--- START Data shown ---

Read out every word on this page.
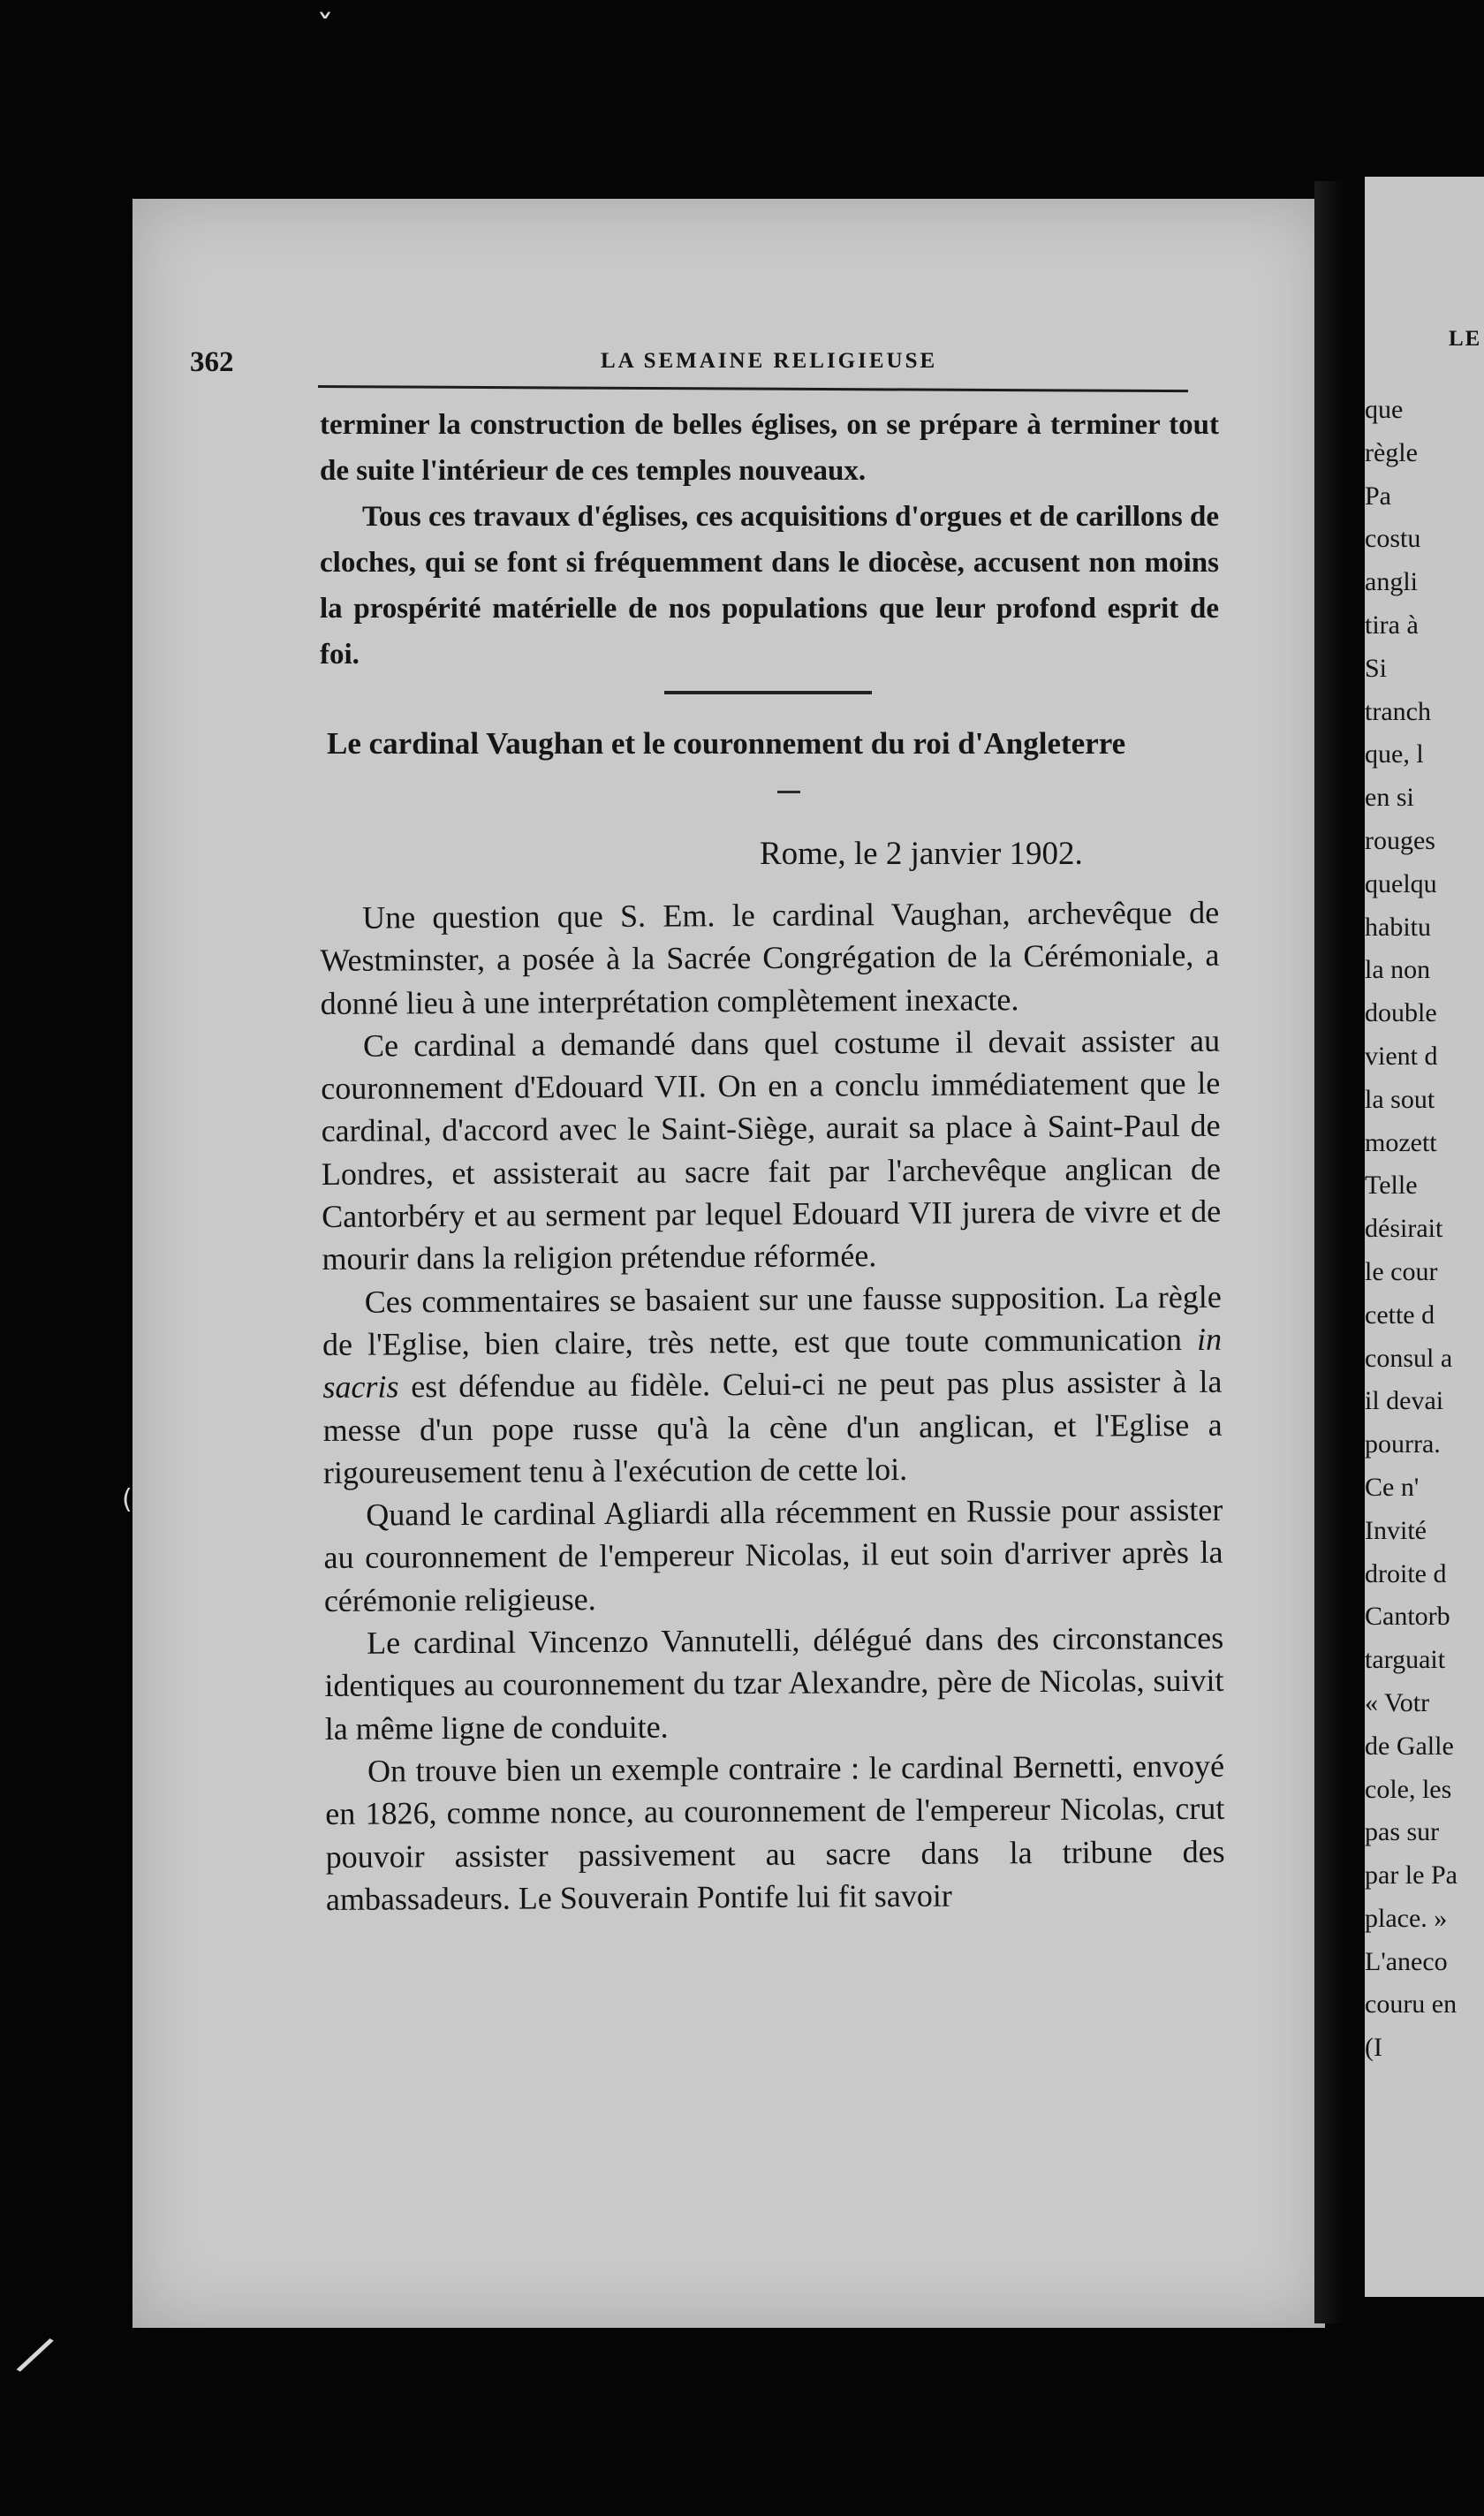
ˇ
(
/
LE
que
règle
Pa
costu
angli
tira à
Si
tranch
que, l
en si
rouges
quelqu
habitu
la non
double
vient d
la sout
mozett
Telle
désirait
le cour
cette d
consul a
il devai
pourra.
Ce n'
Invité
droite d
Cantorb
targuait
« Votr
de Galle
cole, les
pas sur
par le Pa
place. »
L'aneco
couru en
(I
362	LA SEMAINE RELIGIEUSE

terminer la construction de belles églises, on se prépare à terminer tout de suite l'intérieur de ces temples nouveaux.

Tous ces travaux d'églises, ces acquisitions d'orgues et de carillons de cloches, qui se font si fréquemment dans le diocèse, accusent non moins la prospérité matérielle de nos populations que leur profond esprit de foi.

Le cardinal Vaughan et le couronnement du roi d'Angleterre
Rome, le 2 janvier 1902.

Une question que S. Em. le cardinal Vaughan, archevêque de Westminster, a posée à la Sacrée Congrégation de la Cérémoniale, a donné lieu à une interprétation complètement inexacte.

Ce cardinal a demandé dans quel costume il devait assister au couronnement d'Edouard VII. On en a conclu immédiatement que le cardinal, d'accord avec le Saint-Siège, aurait sa place à Saint-Paul de Londres, et assisterait au sacre fait par l'archevêque anglican de Cantorbéry et au serment par lequel Edouard VII jurera de vivre et de mourir dans la religion prétendue réformée.

Ces commentaires se basaient sur une fausse supposition. La règle de l'Eglise, bien claire, très nette, est que toute communication in sacris est défendue au fidèle. Celui-ci ne peut pas plus assister à la messe d'un pope russe qu'à la cène d'un anglican, et l'Eglise a rigoureusement tenu à l'exécution de cette loi.

Quand le cardinal Agliardi alla récemment en Russie pour assister au couronnement de l'empereur Nicolas, il eut soin d'arriver après la cérémonie religieuse.

Le cardinal Vincenzo Vannutelli, délégué dans des circonstances identiques au couronnement du tzar Alexandre, père de Nicolas, suivit la même ligne de conduite.

On trouve bien un exemple contraire : le cardinal Bernetti, envoyé en 1826, comme nonce, au couronnement de l'empereur Nicolas, crut pouvoir assister passivement au sacre dans la tribune des ambassadeurs. Le Souverain Pontife lui fit savoir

--- END Data shown ---

» Task
Set the listing down in full and exactly. Pictures within it should not appear in the copy.

» Output for this exercise
Read out every word on this page.
ˇ
(
/
LE
que
règle
Pa
costu
angli
tira à
Si
tranch
que, l
en si
rouges
quelqu
habitu
la non
double
vient d
la sout
mozett
Telle
désirait
le cour
cette d
consul a
il devai
pourra.
Ce n'
Invité
droite d
Cantorb
targuait
« Votr
de Galle
cole, les
pas sur
par le Pa
place. »
L'aneco
couru en
(I
362	LA SEMAINE RELIGIEUSE

terminer la construction de belles églises, on se prépare à terminer tout de suite l'intérieur de ces temples nouveaux.

Tous ces travaux d'églises, ces acquisitions d'orgues et de carillons de cloches, qui se font si fréquemment dans le diocèse, accusent non moins la prospérité matérielle de nos populations que leur profond esprit de foi.

Le cardinal Vaughan et le couronnement du roi d'Angleterre
Rome, le 2 janvier 1902.

Une question que S. Em. le cardinal Vaughan, archevêque de Westminster, a posée à la Sacrée Congrégation de la Cérémoniale, a donné lieu à une interprétation complètement inexacte.

Ce cardinal a demandé dans quel costume il devait assister au couronnement d'Edouard VII. On en a conclu immédiatement que le cardinal, d'accord avec le Saint-Siège, aurait sa place à Saint-Paul de Londres, et assisterait au sacre fait par l'archevêque anglican de Cantorbéry et au serment par lequel Edouard VII jurera de vivre et de mourir dans la religion prétendue réformée.

Ces commentaires se basaient sur une fausse supposition. La règle de l'Eglise, bien claire, très nette, est que toute communication in sacris est défendue au fidèle. Celui-ci ne peut pas plus assister à la messe d'un pope russe qu'à la cène d'un anglican, et l'Eglise a rigoureusement tenu à l'exécution de cette loi.

Quand le cardinal Agliardi alla récemment en Russie pour assister au couronnement de l'empereur Nicolas, il eut soin d'arriver après la cérémonie religieuse.

Le cardinal Vincenzo Vannutelli, délégué dans des circonstances identiques au couronnement du tzar Alexandre, père de Nicolas, suivit la même ligne de conduite.

On trouve bien un exemple contraire : le cardinal Bernetti, envoyé en 1826, comme nonce, au couronnement de l'empereur Nicolas, crut pouvoir assister passivement au sacre dans la tribune des ambassadeurs. Le Souverain Pontife lui fit savoir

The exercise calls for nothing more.